### Written exercise
Where a line contains the word "text", copy that line in full.

-.-.-

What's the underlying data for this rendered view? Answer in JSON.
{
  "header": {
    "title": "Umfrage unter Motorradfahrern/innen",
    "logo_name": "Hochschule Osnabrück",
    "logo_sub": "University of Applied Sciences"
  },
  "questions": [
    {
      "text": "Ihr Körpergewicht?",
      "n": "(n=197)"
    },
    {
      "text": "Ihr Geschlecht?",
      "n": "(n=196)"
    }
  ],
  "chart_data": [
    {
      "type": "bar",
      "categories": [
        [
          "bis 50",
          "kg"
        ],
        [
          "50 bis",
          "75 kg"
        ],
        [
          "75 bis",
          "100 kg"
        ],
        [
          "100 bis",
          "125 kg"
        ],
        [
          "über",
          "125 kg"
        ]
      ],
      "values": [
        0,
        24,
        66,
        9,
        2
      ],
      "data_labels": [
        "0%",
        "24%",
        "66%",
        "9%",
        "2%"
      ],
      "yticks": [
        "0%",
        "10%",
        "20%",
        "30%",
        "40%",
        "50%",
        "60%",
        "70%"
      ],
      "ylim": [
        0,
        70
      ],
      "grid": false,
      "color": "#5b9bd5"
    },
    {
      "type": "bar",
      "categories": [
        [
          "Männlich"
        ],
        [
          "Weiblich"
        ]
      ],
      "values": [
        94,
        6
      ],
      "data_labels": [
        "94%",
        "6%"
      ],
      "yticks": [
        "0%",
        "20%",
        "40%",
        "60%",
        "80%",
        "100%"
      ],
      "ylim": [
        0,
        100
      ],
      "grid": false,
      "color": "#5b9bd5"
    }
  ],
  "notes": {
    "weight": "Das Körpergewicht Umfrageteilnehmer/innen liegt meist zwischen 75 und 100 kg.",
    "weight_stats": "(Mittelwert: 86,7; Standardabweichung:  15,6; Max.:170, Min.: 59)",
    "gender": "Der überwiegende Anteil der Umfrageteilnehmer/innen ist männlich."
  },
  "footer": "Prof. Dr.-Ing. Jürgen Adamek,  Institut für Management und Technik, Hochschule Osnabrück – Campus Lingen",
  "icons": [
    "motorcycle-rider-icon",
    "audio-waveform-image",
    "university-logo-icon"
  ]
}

-.-.-

### Reply to the exercise
      "text": "Ihr Körpergewicht?",
      "text": "Ihr Geschlecht?",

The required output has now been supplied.